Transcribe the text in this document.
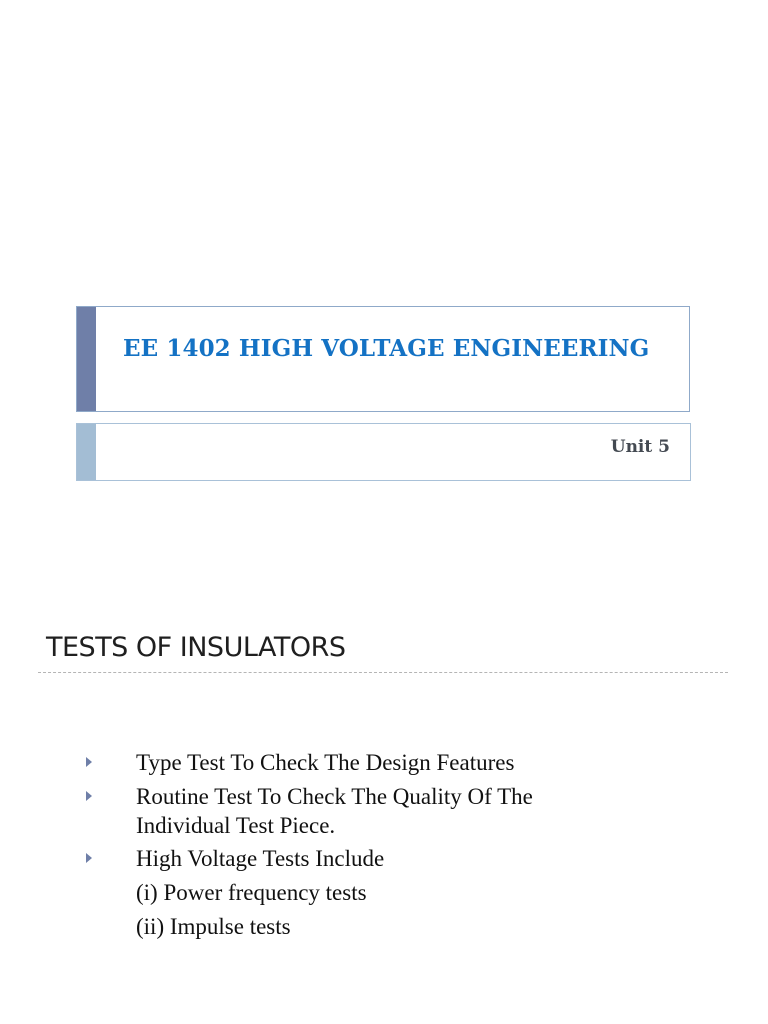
EE 1402 HIGH VOLTAGE ENGINEERING
Unit 5
TESTS OF INSULATORS
Type Test To Check The Design Features
Routine Test To Check The Quality Of The
Individual Test Piece.
High Voltage Tests Include
(i) Power frequency tests
(ii) Impulse tests
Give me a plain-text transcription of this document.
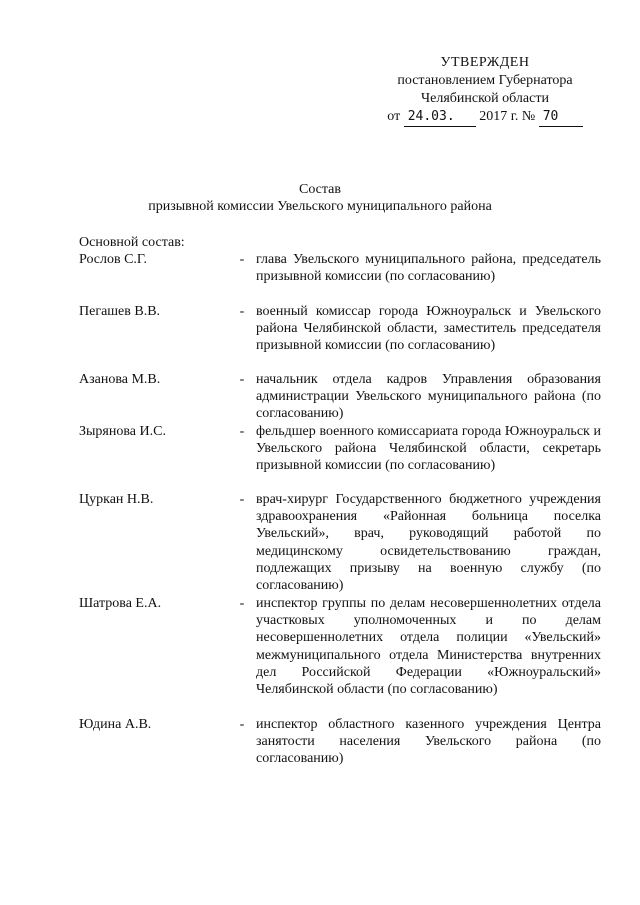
УТВЕРЖДЕН
постановлением Губернатора
Челябинской области
от 24.03. 2017 г. № 70
Состав
призывной комиссии Увельского муниципального района
Основной состав:
Рослов С.Г.	- глава Увельского муниципального района, председатель призывной комиссии (по согласованию)
Пегашев В.В.	- военный комиссар города Южноуральск и Увельского района Челябинской области, заместитель председателя призывной комиссии (по согласованию)
Азанова М.В.	- начальник отдела кадров Управления образования администрации Увельского муниципального района (по согласованию)
Зырянова И.С.	- фельдшер военного комиссариата города Южноуральск и Увельского района Челябинской области, секретарь призывной комиссии (по согласованию)
Цуркан Н.В.	- врач-хирург Государственного бюджетного учреждения здравоохранения «Районная больница поселка Увельский», врач, руководящий работой по медицинскому освидетельствованию граждан, подлежащих призыву на военную службу (по согласованию)
Шатрова Е.А.	- инспектор группы по делам несовершеннолетних отдела участковых уполномоченных и по делам несовершеннолетних отдела полиции «Увельский» межмуниципального отдела Министерства внутренних дел Российской Федерации «Южноуральский» Челябинской области (по согласованию)
Юдина А.В.	- инспектор областного казенного учреждения Центра занятости населения Увельского района (по согласованию)
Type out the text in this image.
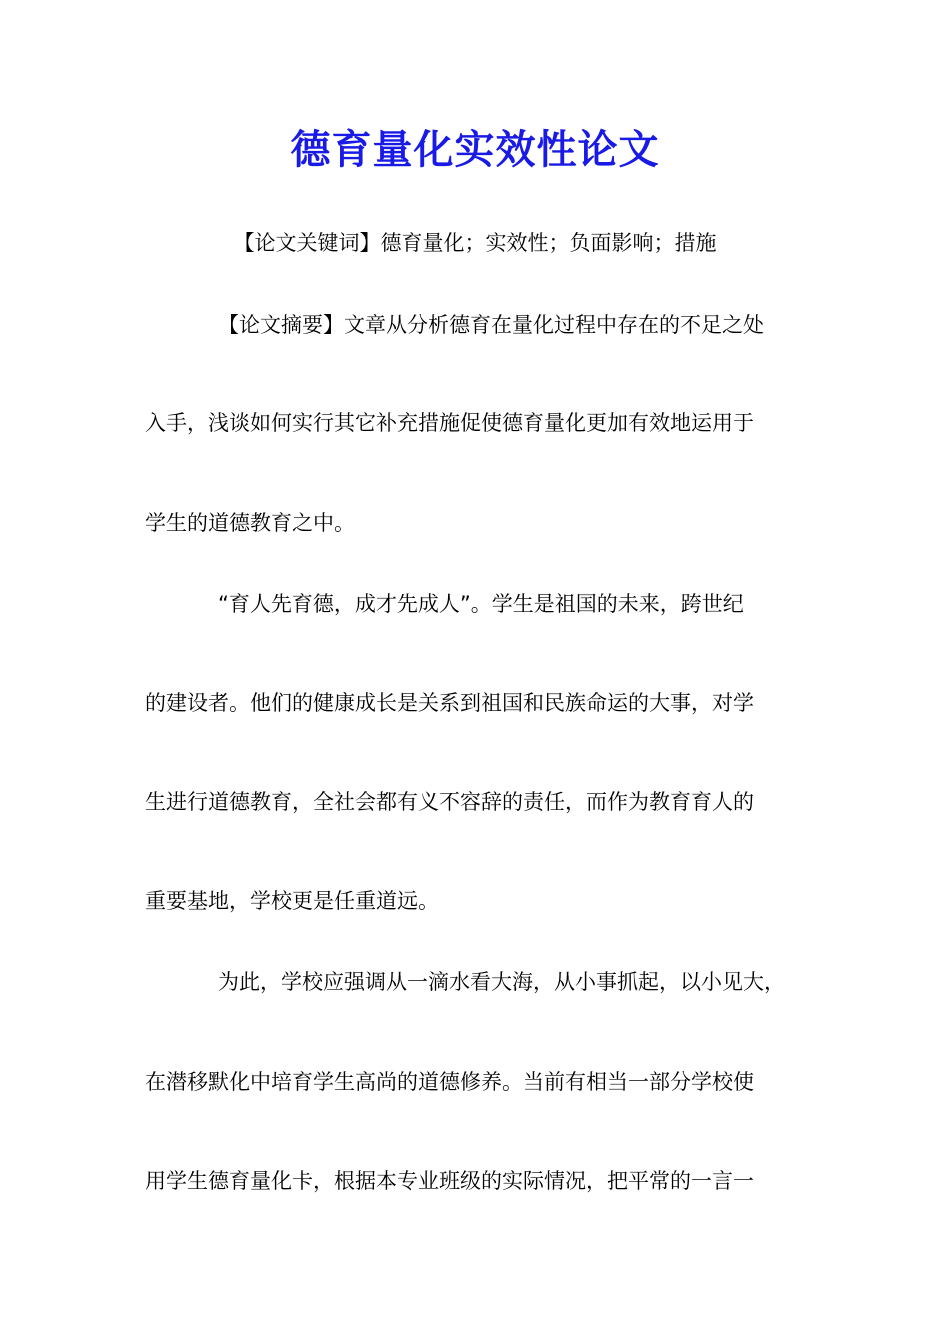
德育量化实效性论文
【论文关键词】德育量化；实效性；负面影响；措施
【论文摘要】文章从分析德育在量化过程中存在的不足之处
入手，浅谈如何实行其它补充措施促使德育量化更加有效地运用于
学生的道德教育之中。
“育人先育德，成才先成人”。学生是祖国的未来，跨世纪
的建设者。他们的健康成长是关系到祖国和民族命运的大事，对学
生进行道德教育，全社会都有义不容辞的责任，而作为教育育人的
重要基地，学校更是任重道远。
为此，学校应强调从一滴水看大海，从小事抓起，以小见大，
在潜移默化中培育学生高尚的道德修养。当前有相当一部分学校使
用学生德育量化卡，根据本专业班级的实际情况，把平常的一言一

THE PROBLEM » Go through the records and show every line with the string "Check" in it.

COMPLETE ANSWER »
Type Test To Check The Design Features
Routine Test To Check The Quality Of The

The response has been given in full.